━━━ Task input ━━━
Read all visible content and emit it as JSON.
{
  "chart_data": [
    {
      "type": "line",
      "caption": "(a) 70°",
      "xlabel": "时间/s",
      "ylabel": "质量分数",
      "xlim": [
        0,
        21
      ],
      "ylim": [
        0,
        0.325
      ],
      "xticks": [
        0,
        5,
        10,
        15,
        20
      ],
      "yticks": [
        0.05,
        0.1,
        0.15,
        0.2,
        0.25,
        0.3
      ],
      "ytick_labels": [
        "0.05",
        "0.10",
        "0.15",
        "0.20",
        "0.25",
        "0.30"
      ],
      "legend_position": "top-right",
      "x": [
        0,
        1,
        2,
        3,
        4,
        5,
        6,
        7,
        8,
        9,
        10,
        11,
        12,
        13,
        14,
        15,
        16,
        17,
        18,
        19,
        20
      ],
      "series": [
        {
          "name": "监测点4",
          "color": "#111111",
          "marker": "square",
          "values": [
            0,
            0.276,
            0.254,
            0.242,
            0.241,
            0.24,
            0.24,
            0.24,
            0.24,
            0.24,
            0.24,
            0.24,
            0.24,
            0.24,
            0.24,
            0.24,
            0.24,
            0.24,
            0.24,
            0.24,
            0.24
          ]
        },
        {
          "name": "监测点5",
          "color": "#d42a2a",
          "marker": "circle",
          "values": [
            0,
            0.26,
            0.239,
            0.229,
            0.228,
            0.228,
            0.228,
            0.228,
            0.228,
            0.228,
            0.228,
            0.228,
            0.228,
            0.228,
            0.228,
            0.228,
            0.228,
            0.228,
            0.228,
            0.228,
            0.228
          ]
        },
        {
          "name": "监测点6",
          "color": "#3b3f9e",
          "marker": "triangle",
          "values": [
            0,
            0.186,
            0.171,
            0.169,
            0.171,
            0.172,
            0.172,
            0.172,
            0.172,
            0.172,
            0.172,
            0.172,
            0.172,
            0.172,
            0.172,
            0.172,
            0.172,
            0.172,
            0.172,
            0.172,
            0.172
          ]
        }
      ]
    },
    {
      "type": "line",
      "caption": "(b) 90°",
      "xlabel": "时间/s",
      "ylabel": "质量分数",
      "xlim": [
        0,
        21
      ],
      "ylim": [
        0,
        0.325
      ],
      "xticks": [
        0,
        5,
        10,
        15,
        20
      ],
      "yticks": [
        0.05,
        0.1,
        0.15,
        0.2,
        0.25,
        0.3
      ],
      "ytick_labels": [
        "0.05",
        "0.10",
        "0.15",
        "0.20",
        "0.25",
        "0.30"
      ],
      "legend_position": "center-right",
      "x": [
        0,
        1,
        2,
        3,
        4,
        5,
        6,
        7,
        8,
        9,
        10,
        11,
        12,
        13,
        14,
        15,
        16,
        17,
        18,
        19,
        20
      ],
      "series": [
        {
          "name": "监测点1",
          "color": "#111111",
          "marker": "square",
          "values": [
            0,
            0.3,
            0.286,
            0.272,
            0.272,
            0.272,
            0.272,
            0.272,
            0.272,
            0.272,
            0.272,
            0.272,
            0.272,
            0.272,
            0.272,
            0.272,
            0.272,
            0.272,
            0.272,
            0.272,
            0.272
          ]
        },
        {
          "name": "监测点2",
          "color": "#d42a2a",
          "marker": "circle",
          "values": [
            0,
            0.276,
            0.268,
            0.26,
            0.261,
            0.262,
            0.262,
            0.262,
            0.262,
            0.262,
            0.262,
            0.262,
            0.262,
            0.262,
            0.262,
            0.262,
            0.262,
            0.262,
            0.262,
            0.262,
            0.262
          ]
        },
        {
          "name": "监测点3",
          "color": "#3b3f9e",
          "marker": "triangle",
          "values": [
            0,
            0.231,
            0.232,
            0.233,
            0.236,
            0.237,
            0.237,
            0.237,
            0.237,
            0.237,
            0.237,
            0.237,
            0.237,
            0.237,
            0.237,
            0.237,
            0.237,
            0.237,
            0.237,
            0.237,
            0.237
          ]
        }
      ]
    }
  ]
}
━━━
Return the listing above word for word.

## Output of the task
Read all visible content and emit it as JSON.
{
  "chart_data": [
    {
      "type": "line",
      "caption": "(a) 70°",
      "xlabel": "时间/s",
      "ylabel": "质量分数",
      "xlim": [
        0,
        21
      ],
      "ylim": [
        0,
        0.325
      ],
      "xticks": [
        0,
        5,
        10,
        15,
        20
      ],
      "yticks": [
        0.05,
        0.1,
        0.15,
        0.2,
        0.25,
        0.3
      ],
      "ytick_labels": [
        "0.05",
        "0.10",
        "0.15",
        "0.20",
        "0.25",
        "0.30"
      ],
      "legend_position": "top-right",
      "x": [
        0,
        1,
        2,
        3,
        4,
        5,
        6,
        7,
        8,
        9,
        10,
        11,
        12,
        13,
        14,
        15,
        16,
        17,
        18,
        19,
        20
      ],
      "series": [
        {
          "name": "监测点4",
          "color": "#111111",
          "marker": "square",
          "values": [
            0,
            0.276,
            0.254,
            0.242,
            0.241,
            0.24,
            0.24,
            0.24,
            0.24,
            0.24,
            0.24,
            0.24,
            0.24,
            0.24,
            0.24,
            0.24,
            0.24,
            0.24,
            0.24,
            0.24,
            0.24
          ]
        },
        {
          "name": "监测点5",
          "color": "#d42a2a",
          "marker": "circle",
          "values": [
            0,
            0.26,
            0.239,
            0.229,
            0.228,
            0.228,
            0.228,
            0.228,
            0.228,
            0.228,
            0.228,
            0.228,
            0.228,
            0.228,
            0.228,
            0.228,
            0.228,
            0.228,
            0.228,
            0.228,
            0.228
          ]
        },
        {
          "name": "监测点6",
          "color": "#3b3f9e",
          "marker": "triangle",
          "values": [
            0,
            0.186,
            0.171,
            0.169,
            0.171,
            0.172,
            0.172,
            0.172,
            0.172,
            0.172,
            0.172,
            0.172,
            0.172,
            0.172,
            0.172,
            0.172,
            0.172,
            0.172,
            0.172,
            0.172,
            0.172
          ]
        }
      ]
    },
    {
      "type": "line",
      "caption": "(b) 90°",
      "xlabel": "时间/s",
      "ylabel": "质量分数",
      "xlim": [
        0,
        21
      ],
      "ylim": [
        0,
        0.325
      ],
      "xticks": [
        0,
        5,
        10,
        15,
        20
      ],
      "yticks": [
        0.05,
        0.1,
        0.15,
        0.2,
        0.25,
        0.3
      ],
      "ytick_labels": [
        "0.05",
        "0.10",
        "0.15",
        "0.20",
        "0.25",
        "0.30"
      ],
      "legend_position": "center-right",
      "x": [
        0,
        1,
        2,
        3,
        4,
        5,
        6,
        7,
        8,
        9,
        10,
        11,
        12,
        13,
        14,
        15,
        16,
        17,
        18,
        19,
        20
      ],
      "series": [
        {
          "name": "监测点1",
          "color": "#111111",
          "marker": "square",
          "values": [
            0,
            0.3,
            0.286,
            0.272,
            0.272,
            0.272,
            0.272,
            0.272,
            0.272,
            0.272,
            0.272,
            0.272,
            0.272,
            0.272,
            0.272,
            0.272,
            0.272,
            0.272,
            0.272,
            0.272,
            0.272
          ]
        },
        {
          "name": "监测点2",
          "color": "#d42a2a",
          "marker": "circle",
          "values": [
            0,
            0.276,
            0.268,
            0.26,
            0.261,
            0.262,
            0.262,
            0.262,
            0.262,
            0.262,
            0.262,
            0.262,
            0.262,
            0.262,
            0.262,
            0.262,
            0.262,
            0.262,
            0.262,
            0.262,
            0.262
          ]
        },
        {
          "name": "监测点3",
          "color": "#3b3f9e",
          "marker": "triangle",
          "values": [
            0,
            0.231,
            0.232,
            0.233,
            0.236,
            0.237,
            0.237,
            0.237,
            0.237,
            0.237,
            0.237,
            0.237,
            0.237,
            0.237,
            0.237,
            0.237,
            0.237,
            0.237,
            0.237,
            0.237,
            0.237
          ]
        }
      ]
    }
  ]
}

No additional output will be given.